What you need to do:
Continue the passage about Fuduli's statements to the magistrates, picking up after its final sentence.

Source extract:
'''

It’s not surprising therefore, that the first time Fuduli names Castaño and Mancuso in his statements to the magistrates there’s a fair amount of confusion. In the end it is impossible to decide whether Fuduli, together with Ramiro and his brother, had been summoned “to the jungle” by the supreme commander and his number two or if the narcos negotiated the
nulla osta
for the shipment that was later stopped in Salerno with a lieutenant whose nom de guerre is Boyaco. Sure, the transcription is even more confusing than the recording of Fuduli’s interview with the magistrates, rambling on as he does about paramilitaries in general and about Carlos Castaño, who “by this point . . . has incriminated himself and has been completely condemned.” Yet the transcription does seem to preserve some trace of the kinds of misunderstandings that arise when one party alludes to information that the other party doesn’t know anything about. Fuduli probably expected to be asked more than merely “Mancuso who?” to which he responds with a laconic “Mancuso Colombian.” I certainly would have liked to delve deeper into his story, to know more about such an anomalous witness’s experience, even if it weren’t directly related to the investigation. The fact remains that Operation Decollo verified the connection between AUC and the ’ndrangheta, and was the first to do so. But Fuduli’s words have a different taste than the phone calls between Santo Scipione and Natale Scali. A strange, ancient taste. Not the taste of tales of those who went in search of treasure or explored uncharted lands but of
one who has ended up there because someone else willed it. They often reminded me of the accounts of the first missionaries sent to the American continent.

'''

Supplied information:
'''

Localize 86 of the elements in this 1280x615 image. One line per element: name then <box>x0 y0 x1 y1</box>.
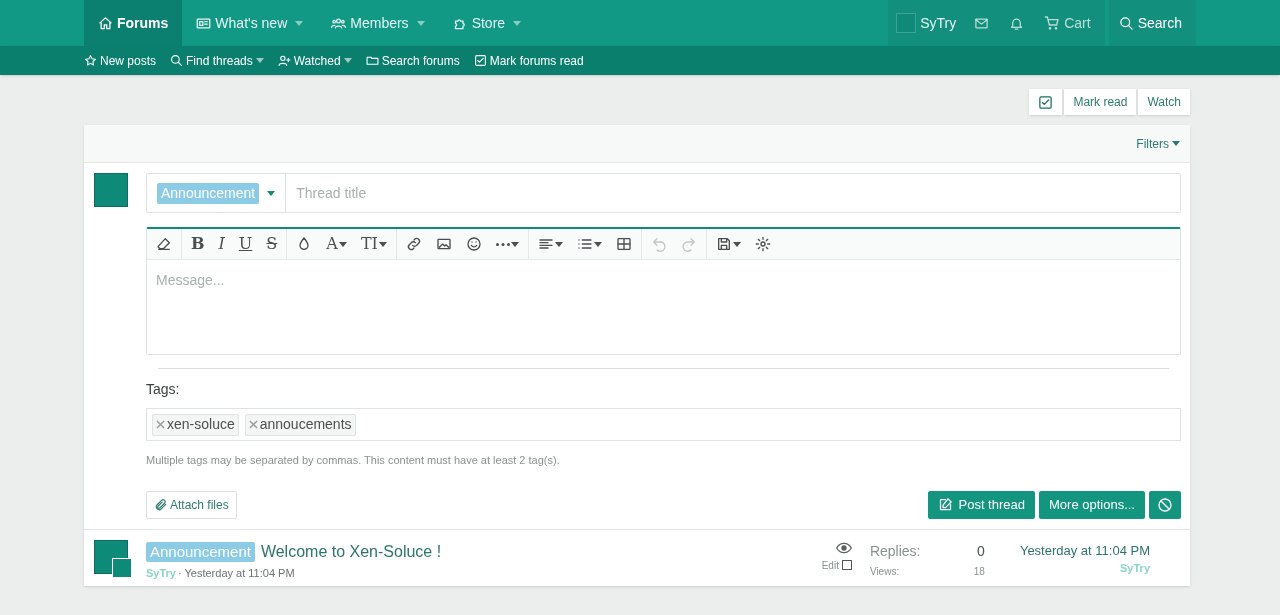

'''

Right answer:
There’s one point in particular the investigators linger over, circle back to, even though Fuduli can’t provide them with any other essential information. He alleges that Felipe, toward the end of 2000, proposed he meet a narco-trafficker who had access to ships that could deliver supplies right off the Ionian coast—huge shipments, from both the guerrillas and the paramilitaries. The idea even enticed Natale Scali, and he sent one of his men, along with Bruno and a cousin of Francesco Ventrici, to represent him. The meeting didn’t take place in Colombia, nor in the bordering countries of Venezuela, Ecuador, Brazil, or Panama. The Calabrians were instead taken by tourist charter to Cancún, from there to Mexico City, and finally to Guadalajara. They were met at the airport and taken by car to a
finca
in the countryside. There they awaited the arrival of someone whom Felipe introduced merely as “my godfather.”

Fuduli cannot tell the investigators the godfather’s name or nickname. He doesn’t know if he is Mexican or Colombian. He’s been told he is in hiding, but he doesn’t know the country he’s wanted in. Felipe is the unreliable type, with delusions of grandeur that will reveal themselves later. So when he passes his “godfather” off as “one of the biggest in Mexico,” there’s no reason to believe him. But Ramiro, who is much more trustworthy, confirms to Bruno that every fifteen days he prepares a shipment and readies the runway so that Felipe can fly 400 kilos of cocaine to a private landing strip in Mexico. He also tells him that the reason those low-flying flights are made only every two weeks is simply that all the Colombian family cartels together aren’t able to fill the plane every week.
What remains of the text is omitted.